» The exercise
Copy every line in which the string "rate" occurs.

» Exercise inputs
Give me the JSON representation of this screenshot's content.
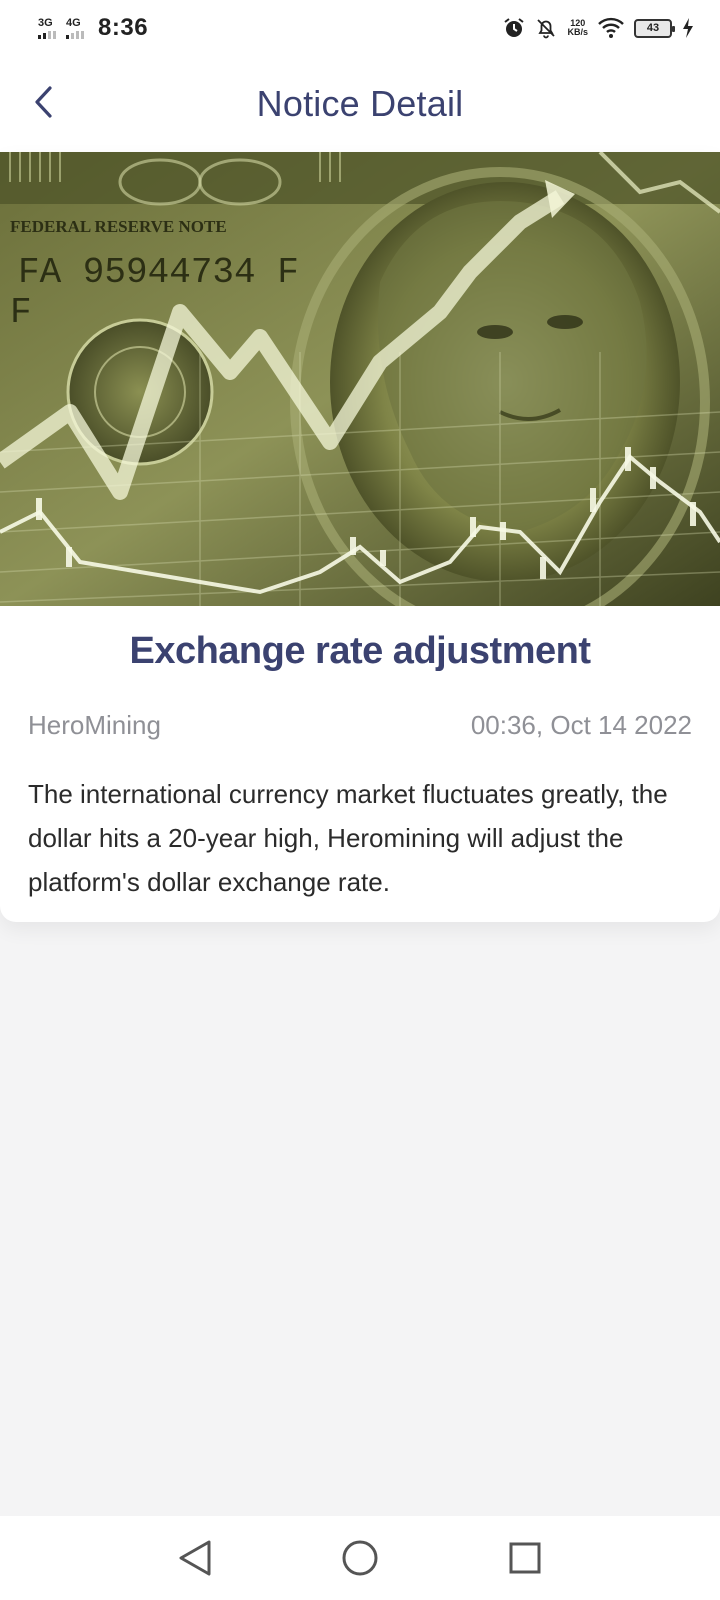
{
  "status_bar": {
    "net1": "3G",
    "net2": "4G",
    "time": "8:36",
    "speed_value": "120",
    "speed_unit": "KB/s",
    "battery": "43"
  },
  "nav": {
    "title": "Notice Detail"
  },
  "article": {
    "image_icon": "dollar-bill-stock-chart-image",
    "title": "Exchange rate adjustment",
    "author": "HeroMining",
    "timestamp": "00:36, Oct 14 2022",
    "body": "The international currency market fluctuates greatly, the dollar hits a 20-year high, Heromining will adjust the platform's dollar exchange rate.",
    "image_text": {
      "banner": "FEDERAL RESERVE NOTE",
      "serial": "FA 95944734 F",
      "serial_suffix": "F"
    }
  },
  "theme": {
    "accent": "#3b4270",
    "muted": "#8f9096",
    "background": "#f4f4f5"
  },
  "system_nav": {
    "back_icon": "triangle-back-icon",
    "home_icon": "circle-home-icon",
    "recents_icon": "square-recents-icon"
  }
}
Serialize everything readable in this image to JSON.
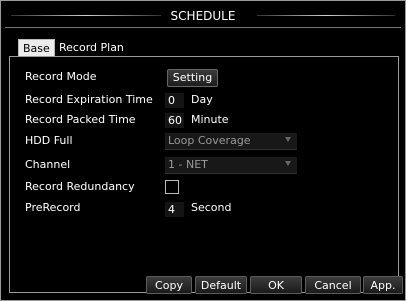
{
  "window": {
    "title": "SCHEDULE"
  },
  "tabs": [
    {
      "label": "Base",
      "active": true
    },
    {
      "label": "Record Plan",
      "active": false
    }
  ],
  "form": {
    "record_mode": {
      "label": "Record Mode",
      "button_label": "Setting"
    },
    "record_expiration": {
      "label": "Record Expiration Time",
      "value": "0",
      "unit": "Day"
    },
    "record_packed": {
      "label": "Record Packed Time",
      "value": "60",
      "unit": "Minute"
    },
    "hdd_full": {
      "label": "HDD Full",
      "value": "Loop Coverage"
    },
    "channel": {
      "label": "Channel",
      "value": "1 - NET"
    },
    "record_redundancy": {
      "label": "Record Redundancy",
      "checked": false
    },
    "prerecord": {
      "label": "PreRecord",
      "value": "4",
      "unit": "Second"
    }
  },
  "footer": {
    "copy": "Copy",
    "default": "Default",
    "ok": "OK",
    "cancel": "Cancel",
    "apply": "App."
  },
  "colors": {
    "background": "#000000",
    "border": "#9a9a9a",
    "active_tab": "#ececec"
  }
}
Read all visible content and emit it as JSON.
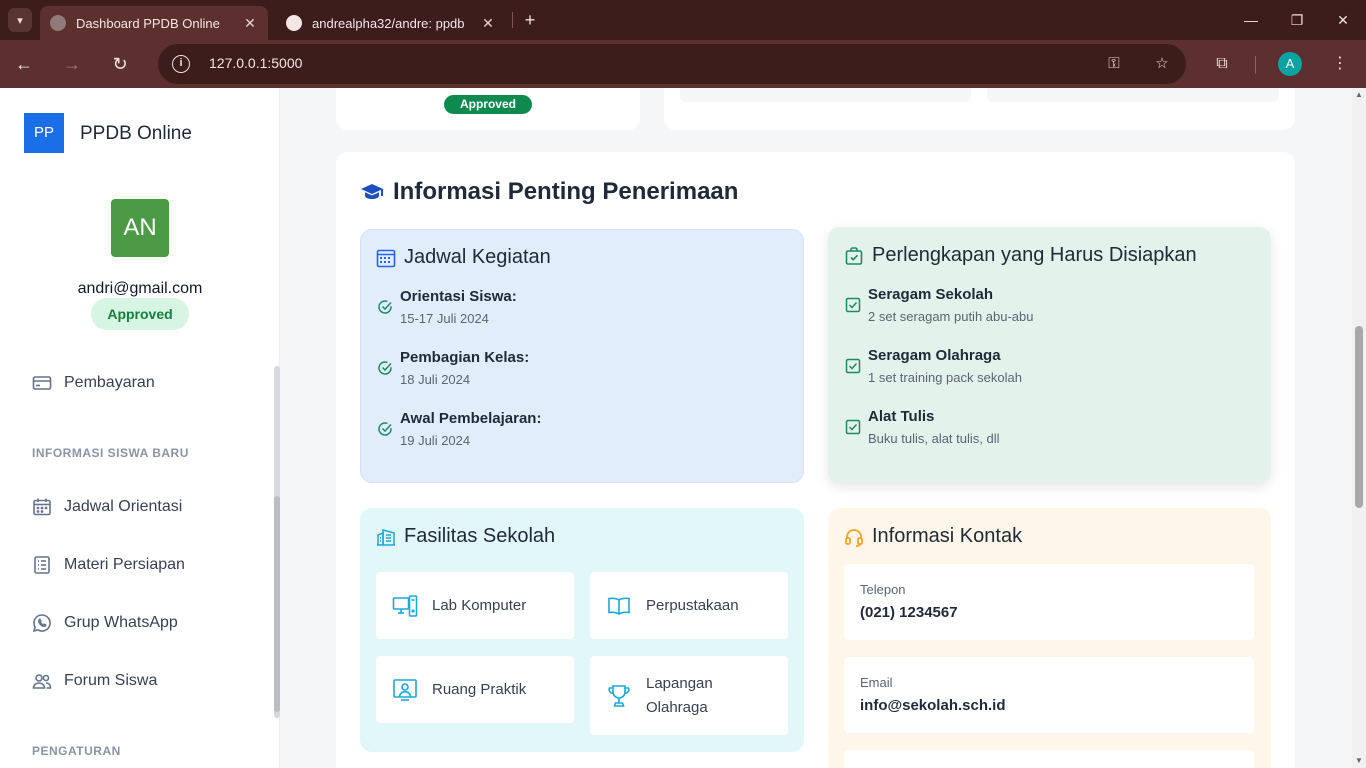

» Written response
    "title": "Exchange rate adjustment",
    "body": "The international currency market fluctuates greatly, the dollar hits a 20-year high, Heromining will adjust the platform's dollar exchange rate.",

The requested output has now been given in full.